● **Extracted entries**
━━━━━━━━━━━━━━━━━━━━

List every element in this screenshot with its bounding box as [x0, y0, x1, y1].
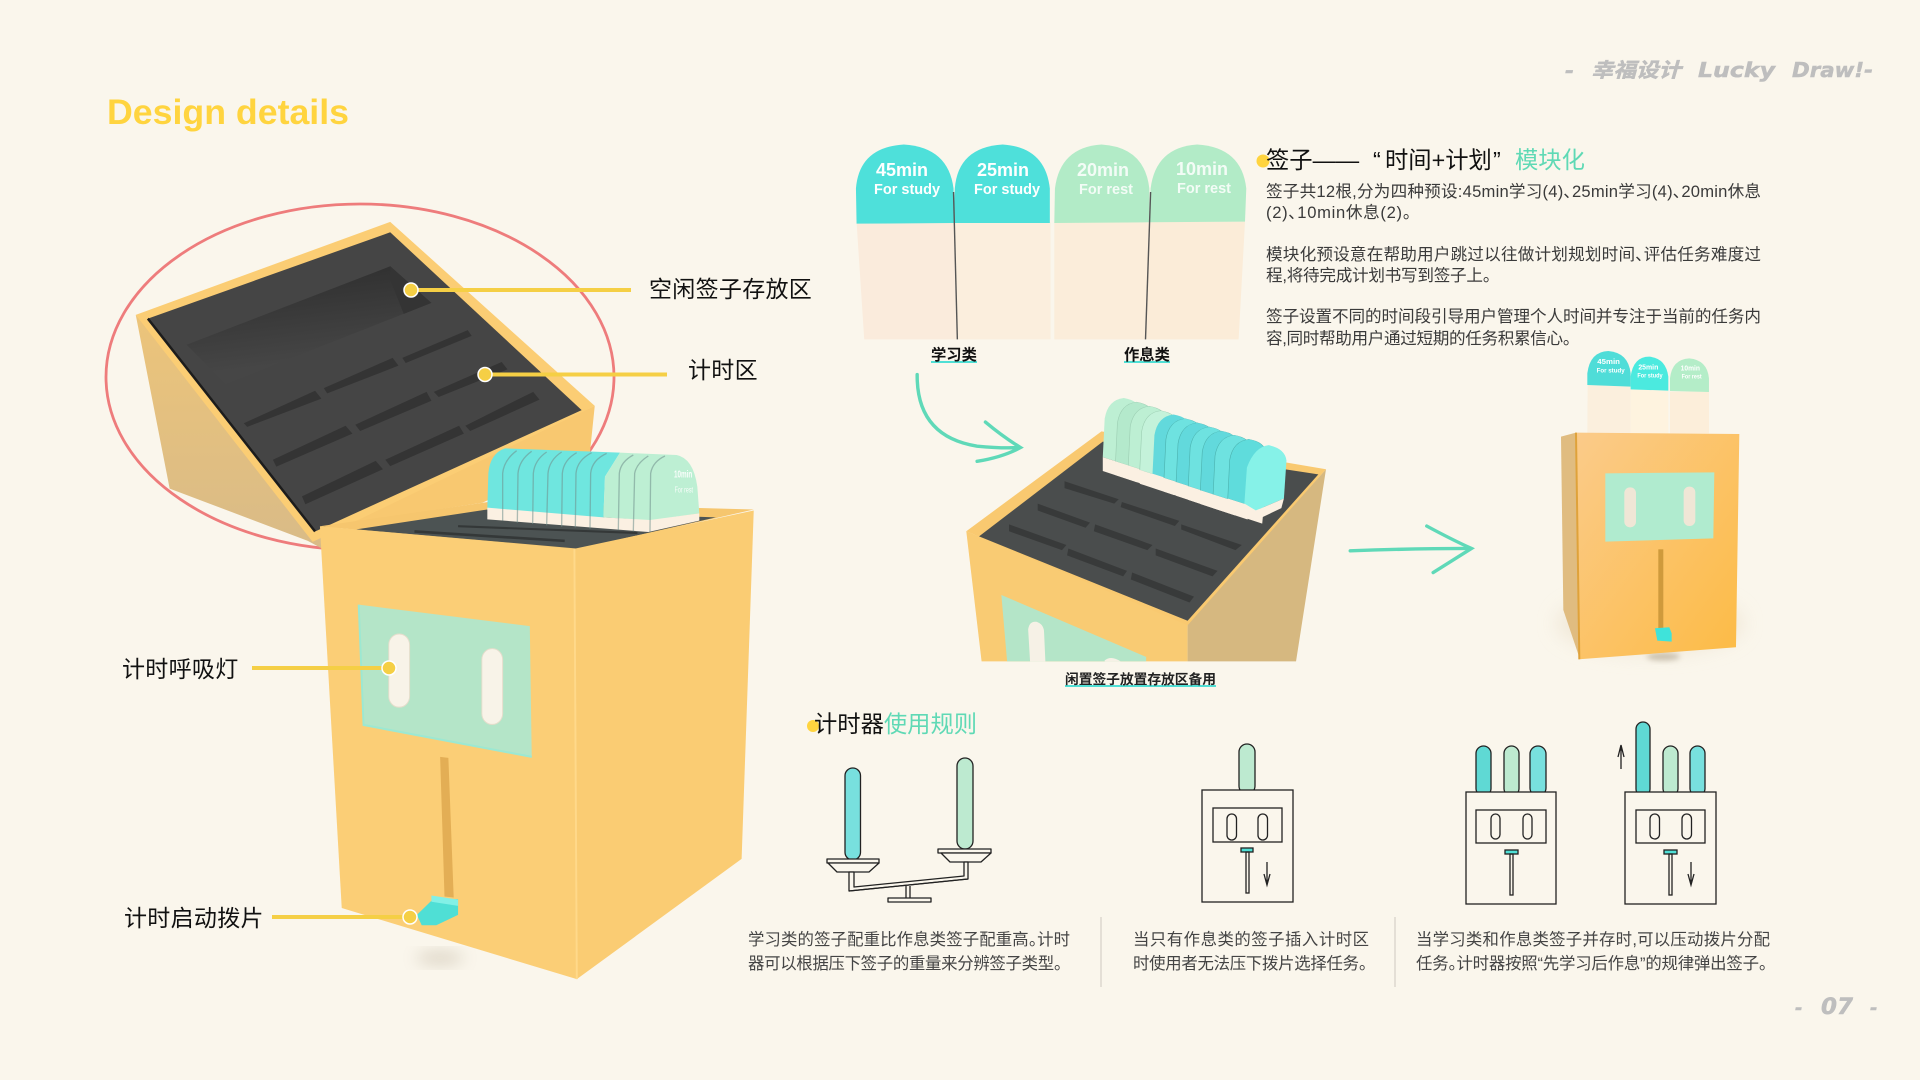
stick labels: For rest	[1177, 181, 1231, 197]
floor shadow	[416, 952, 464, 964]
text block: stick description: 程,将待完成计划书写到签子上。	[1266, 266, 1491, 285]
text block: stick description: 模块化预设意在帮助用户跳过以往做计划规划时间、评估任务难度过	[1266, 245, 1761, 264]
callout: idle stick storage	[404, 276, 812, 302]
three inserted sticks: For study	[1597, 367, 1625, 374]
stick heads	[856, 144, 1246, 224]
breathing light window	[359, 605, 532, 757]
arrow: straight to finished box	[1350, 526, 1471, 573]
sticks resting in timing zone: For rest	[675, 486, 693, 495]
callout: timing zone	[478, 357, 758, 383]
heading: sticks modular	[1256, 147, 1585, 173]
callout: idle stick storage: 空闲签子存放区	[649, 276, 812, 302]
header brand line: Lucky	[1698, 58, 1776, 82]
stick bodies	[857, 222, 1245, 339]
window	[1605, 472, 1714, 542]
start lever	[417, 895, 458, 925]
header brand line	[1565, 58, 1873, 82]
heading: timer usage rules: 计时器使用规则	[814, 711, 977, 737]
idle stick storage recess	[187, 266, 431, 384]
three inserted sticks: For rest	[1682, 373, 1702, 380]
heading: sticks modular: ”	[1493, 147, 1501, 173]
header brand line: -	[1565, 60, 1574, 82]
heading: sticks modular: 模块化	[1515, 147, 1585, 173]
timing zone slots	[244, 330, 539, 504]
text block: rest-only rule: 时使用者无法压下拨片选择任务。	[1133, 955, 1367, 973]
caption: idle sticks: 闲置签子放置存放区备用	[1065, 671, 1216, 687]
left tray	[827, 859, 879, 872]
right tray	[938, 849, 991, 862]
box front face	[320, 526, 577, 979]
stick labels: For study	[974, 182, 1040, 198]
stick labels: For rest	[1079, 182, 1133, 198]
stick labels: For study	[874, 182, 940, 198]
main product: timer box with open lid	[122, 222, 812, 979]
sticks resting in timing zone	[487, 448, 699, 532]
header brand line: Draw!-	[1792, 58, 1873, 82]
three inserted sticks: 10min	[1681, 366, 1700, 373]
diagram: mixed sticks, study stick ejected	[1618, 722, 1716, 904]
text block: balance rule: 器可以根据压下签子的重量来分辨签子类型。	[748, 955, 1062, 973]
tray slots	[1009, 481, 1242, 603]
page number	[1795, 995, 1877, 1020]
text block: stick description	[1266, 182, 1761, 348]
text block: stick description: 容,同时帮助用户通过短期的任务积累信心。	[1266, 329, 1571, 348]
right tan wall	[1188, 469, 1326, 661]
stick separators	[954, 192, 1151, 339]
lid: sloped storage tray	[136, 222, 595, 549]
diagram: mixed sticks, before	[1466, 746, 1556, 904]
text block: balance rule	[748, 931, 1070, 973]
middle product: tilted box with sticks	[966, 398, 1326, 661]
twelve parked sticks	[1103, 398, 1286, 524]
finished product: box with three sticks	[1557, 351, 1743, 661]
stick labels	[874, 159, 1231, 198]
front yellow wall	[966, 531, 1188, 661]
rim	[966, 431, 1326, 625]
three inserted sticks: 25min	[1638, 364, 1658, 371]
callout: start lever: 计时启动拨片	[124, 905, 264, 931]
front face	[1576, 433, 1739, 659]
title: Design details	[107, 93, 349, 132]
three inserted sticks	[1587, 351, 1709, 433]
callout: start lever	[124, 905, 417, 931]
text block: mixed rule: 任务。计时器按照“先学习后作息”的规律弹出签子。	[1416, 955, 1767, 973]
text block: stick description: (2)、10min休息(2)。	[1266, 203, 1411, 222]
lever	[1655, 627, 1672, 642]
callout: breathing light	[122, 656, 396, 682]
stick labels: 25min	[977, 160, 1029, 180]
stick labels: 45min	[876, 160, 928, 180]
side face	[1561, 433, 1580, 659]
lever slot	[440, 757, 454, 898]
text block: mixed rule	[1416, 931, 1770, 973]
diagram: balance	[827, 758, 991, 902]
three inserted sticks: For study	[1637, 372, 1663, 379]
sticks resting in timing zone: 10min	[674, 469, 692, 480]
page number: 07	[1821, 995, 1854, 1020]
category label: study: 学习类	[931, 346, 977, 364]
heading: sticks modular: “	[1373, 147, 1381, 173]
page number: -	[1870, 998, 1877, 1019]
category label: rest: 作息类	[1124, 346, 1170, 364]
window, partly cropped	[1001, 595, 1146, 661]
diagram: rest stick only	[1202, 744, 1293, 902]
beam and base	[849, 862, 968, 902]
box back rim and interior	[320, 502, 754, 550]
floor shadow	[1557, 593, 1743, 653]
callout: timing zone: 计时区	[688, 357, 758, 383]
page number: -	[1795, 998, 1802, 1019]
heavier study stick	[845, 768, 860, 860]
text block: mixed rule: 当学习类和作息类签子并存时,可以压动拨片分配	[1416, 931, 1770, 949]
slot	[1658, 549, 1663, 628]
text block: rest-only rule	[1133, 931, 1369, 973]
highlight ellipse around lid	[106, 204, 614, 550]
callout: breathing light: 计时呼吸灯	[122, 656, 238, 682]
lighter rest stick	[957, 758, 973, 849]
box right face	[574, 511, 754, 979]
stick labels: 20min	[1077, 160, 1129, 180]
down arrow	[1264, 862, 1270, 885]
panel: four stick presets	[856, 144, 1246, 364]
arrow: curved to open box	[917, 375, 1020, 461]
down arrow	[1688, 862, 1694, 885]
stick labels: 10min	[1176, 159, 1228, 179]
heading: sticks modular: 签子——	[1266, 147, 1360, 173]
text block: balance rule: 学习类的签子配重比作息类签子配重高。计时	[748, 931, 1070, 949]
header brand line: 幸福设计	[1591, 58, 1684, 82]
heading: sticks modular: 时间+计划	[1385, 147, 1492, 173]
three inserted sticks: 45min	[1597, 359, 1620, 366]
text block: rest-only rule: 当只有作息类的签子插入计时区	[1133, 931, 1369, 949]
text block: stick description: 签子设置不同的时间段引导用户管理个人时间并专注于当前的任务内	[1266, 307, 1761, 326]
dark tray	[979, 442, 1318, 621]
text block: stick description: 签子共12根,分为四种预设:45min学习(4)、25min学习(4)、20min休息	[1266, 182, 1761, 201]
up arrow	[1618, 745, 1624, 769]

━━━━━━━━━━━━━━━━━━━━

● **Problem statement**
Render the lines as a Markdown table with the columns Row and Line, leaving out any blank lines. Begin at the line that contains "181, 1231, 197]" and stop after the line that contains "366, 1700, 373]".

● **Exercise result**
| Row | Line |
|---|---|
| 1 | stick labels: For rest	[1177, 181, 1231, 197] |
| 2 | floor shadow	[416, 952, 464, 964] |
| 3 | text block: stick description: 程,将待完成计划书写到签子上。	[1266, 266, 1491, 285] |
| 4 | text block: stick description: 模块化预设意在帮助用户跳过以往做计划规划时间、评估任务难度过	[1266, 245, 1761, 264] |
| 5 | callout: idle stick storage	[404, 276, 812, 302] |
| 6 | three inserted sticks: For study	[1597, 367, 1625, 374] |
| 7 | stick heads	[856, 144, 1246, 224] |
| 8 | breathing light window	[359, 605, 532, 757] |
| 9 | arrow: straight to finished box	[1350, 526, 1471, 573] |
| 10 | sticks resting in timing zone: For rest	[675, 486, 693, 495] |
| 11 | callout: timing zone	[478, 357, 758, 383] |
| 12 | heading: sticks modular	[1256, 147, 1585, 173] |
| 13 | callout: idle stick storage: 空闲签子存放区	[649, 276, 812, 302] |
| 14 | header brand line: Lucky	[1698, 58, 1776, 82] |
| 15 | stick bodies	[857, 222, 1245, 339] |
| 16 | window	[1605, 472, 1714, 542] |
| 17 | start lever	[417, 895, 458, 925] |
| 18 | header brand line	[1565, 58, 1873, 82] |
| 19 | heading: timer usage rules: 计时器使用规则	[814, 711, 977, 737] |
| 20 | idle stick storage recess	[187, 266, 431, 384] |
| 21 | three inserted sticks: For rest	[1682, 373, 1702, 380] |
| 22 | heading: sticks modular: ”	[1493, 147, 1501, 173] |
| 23 | header brand line: -	[1565, 60, 1574, 82] |
| 24 | heading: sticks modular: 模块化	[1515, 147, 1585, 173] |
| 25 | timing zone slots	[244, 330, 539, 504] |
| 26 | text block: rest-only rule: 时使用者无法压下拨片选择任务。	[1133, 955, 1367, 973] |
| 27 | caption: idle sticks: 闲置签子放置存放区备用	[1065, 671, 1216, 687] |
| 28 | left tray	[827, 859, 879, 872] |
| 29 | right tray	[938, 849, 991, 862] |
| 30 | box front face	[320, 526, 577, 979] |
| 31 | stick labels: For study	[974, 182, 1040, 198] |
| 32 | stick labels: For rest	[1079, 182, 1133, 198] |
| 33 | stick labels: For study	[874, 182, 940, 198] |
| 34 | main product: timer box with open lid	[122, 222, 812, 979] |
| 35 | sticks resting in timing zone	[487, 448, 699, 532] |
| 36 | header brand line: Draw!-	[1792, 58, 1873, 82] |
| 37 | three inserted sticks: 10min	[1681, 366, 1700, 373] |